▸ EXERCISE SET:
A – Answer these questions from the reflection on the Haiti mission trip:
(i) Which Bible verse is quoted at the top?
(ii) What was one of the writer's biggest fears before the first mission trip?
(iii) How long has it been since the writer returned from Haiti?
B – In the reflection on the Haiti mission trip, what activities does the writer name for the quiet morning hours at home?
C – Extend the reflection on the Haiti mission trip, beginning after its final sentence.

▸ GIVEN PASSAGE:
-- Opening Marker --

“And in him you too are being built together to become a dwelling in which God lives by his Spirit.” (Ephesians 2:22)
My favorite part of the day is the mornings when my kids are off to school, my work-at-home husband is at a meeting, and it’s just me in the house with a solitary, quiet canvas on which to write, organize and create.
This is where I am right now and it’s blissful.
I cherish quiet and time to myself, and retreat from chaos. In fact, when I went on my first mission trip one of my biggest fears was the lack of alone time we’d have. I feared that being so tightly scheduled and closely situated with others 24/7 would make me cranky. To my surprise, I discovered the complete opposite to be true. I loved living in a “community” and instead of my spirit withering, it flourished.
It’s been a little over a month since I’ve returned from Haiti and while my time at home has been good, nothing has come close to matching the sense of belonging and togetherness I experienced in Haiti. My stomach still flutters in excitement when I think about it.

-- Closing Marker --

(Stored dataset items)
-- Opening Marker --

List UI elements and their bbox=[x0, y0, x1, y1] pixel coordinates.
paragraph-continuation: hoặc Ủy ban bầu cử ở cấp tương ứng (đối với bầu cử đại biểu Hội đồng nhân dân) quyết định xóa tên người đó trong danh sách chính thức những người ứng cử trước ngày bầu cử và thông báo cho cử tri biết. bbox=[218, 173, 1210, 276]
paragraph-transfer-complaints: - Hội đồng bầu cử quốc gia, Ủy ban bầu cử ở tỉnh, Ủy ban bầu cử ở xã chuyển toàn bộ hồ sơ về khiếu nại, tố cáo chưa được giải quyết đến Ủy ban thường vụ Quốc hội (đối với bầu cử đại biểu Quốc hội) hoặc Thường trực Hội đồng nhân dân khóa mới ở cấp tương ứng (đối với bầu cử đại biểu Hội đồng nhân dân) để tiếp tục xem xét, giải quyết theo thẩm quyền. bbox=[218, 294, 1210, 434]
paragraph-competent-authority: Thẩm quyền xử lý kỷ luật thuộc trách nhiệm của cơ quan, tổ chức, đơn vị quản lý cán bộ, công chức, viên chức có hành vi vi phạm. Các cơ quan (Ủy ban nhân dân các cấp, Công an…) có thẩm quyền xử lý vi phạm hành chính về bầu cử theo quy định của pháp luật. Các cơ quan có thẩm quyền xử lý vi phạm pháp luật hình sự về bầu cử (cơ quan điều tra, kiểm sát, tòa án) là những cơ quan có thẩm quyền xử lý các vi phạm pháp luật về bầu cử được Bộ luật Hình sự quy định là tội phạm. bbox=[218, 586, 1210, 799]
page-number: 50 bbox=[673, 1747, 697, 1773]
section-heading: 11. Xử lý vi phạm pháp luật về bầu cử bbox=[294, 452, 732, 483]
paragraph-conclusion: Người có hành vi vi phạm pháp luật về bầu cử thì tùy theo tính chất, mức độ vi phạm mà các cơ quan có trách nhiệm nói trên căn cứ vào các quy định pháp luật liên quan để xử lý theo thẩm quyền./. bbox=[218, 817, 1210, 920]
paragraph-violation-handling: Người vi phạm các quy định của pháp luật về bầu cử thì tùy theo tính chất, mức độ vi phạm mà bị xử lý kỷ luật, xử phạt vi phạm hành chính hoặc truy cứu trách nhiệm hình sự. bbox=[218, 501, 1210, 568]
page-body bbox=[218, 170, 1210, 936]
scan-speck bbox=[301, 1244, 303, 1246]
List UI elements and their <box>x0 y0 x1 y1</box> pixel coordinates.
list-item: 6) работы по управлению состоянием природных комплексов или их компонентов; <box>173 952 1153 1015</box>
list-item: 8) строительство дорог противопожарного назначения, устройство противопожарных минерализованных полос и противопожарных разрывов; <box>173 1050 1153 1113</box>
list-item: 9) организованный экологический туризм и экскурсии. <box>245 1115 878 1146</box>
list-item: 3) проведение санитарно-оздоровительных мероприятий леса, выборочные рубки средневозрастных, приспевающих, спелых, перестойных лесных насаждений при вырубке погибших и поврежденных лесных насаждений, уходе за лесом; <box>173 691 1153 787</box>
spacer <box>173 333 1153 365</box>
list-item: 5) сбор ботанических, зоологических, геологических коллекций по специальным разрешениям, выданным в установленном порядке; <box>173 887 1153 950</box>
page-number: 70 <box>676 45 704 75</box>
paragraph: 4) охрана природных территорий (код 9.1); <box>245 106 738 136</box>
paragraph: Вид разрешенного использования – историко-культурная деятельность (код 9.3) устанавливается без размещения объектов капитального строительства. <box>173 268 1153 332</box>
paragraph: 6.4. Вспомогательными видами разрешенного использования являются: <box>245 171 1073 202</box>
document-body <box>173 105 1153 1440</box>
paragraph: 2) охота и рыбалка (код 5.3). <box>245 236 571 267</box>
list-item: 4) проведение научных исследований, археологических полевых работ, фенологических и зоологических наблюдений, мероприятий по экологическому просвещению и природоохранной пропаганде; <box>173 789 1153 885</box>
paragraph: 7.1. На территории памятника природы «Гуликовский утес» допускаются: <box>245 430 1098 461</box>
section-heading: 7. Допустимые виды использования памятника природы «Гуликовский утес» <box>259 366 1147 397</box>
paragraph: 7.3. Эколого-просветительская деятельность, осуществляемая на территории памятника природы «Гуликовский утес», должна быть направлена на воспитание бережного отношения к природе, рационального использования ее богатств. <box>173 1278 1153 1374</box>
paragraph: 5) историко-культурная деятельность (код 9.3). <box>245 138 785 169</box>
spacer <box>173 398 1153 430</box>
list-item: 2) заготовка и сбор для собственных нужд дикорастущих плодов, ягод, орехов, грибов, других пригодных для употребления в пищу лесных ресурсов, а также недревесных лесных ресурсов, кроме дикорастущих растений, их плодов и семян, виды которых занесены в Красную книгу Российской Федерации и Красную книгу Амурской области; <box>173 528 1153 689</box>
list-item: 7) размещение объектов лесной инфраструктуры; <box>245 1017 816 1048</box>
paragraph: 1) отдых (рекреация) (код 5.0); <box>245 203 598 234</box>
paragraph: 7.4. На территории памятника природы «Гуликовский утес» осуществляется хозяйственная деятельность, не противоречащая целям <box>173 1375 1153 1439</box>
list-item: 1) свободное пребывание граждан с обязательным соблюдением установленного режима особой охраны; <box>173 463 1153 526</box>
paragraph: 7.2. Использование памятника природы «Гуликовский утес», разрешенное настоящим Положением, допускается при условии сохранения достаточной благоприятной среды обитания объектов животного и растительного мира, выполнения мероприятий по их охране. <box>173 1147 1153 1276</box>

-- Closing Marker --

▸ ANSWERS BELOW:
A –
(i) Ephesians 2:22
(ii) The lack of alone time
(iii) A little over a month

B – Write, organize, create

C –
And right now, despite my contentment with the present, if I could bring my family with me I’d give anything to be back in Haiti living every minute of every day, shoulder to shoulder with my brothers and sisters. Having early morning devotions on the roof, singing on the bus, digging on the work site, hiking, eating, laughing, worshipping and just hanging out.
How is it possible that in only ten days we formed such strong connections with one another, and with the people and place we came to serve?
Obviously it was a gift from God.
But there were specific things about the experience that made it special.
- We shared a common purpose.
- No on put his or her desires before anyone else’s.
- Everyone was willing to do whatever was asked.
- We shared whatever we had with one another as needed: snacks, medicines, money, clothes, phones, a shoulder or helping hand…anything.
- We laughed a lot.
- We freely added to our group and our ”family” grew.
- We covered the experience in prayer and worship.
This reminds me of another group of people through whom great things happened—the believers in the early church.
“All the believers were one in heart and mind. No one claimed that any of their possessions was their own, but they shared everything they had. With great power the apostles continued to testify to the resurrection of the Lord Jesus. And God’s grace was so powerfully at work in them all that there were no needy persons among them.” (Acts 4:32-34, emphasis mine)
I’m not sure if God intended this type of living for a time or for forever, but having seen this passage come to life in Haiti and on past mission trips, there is something deeply right about it.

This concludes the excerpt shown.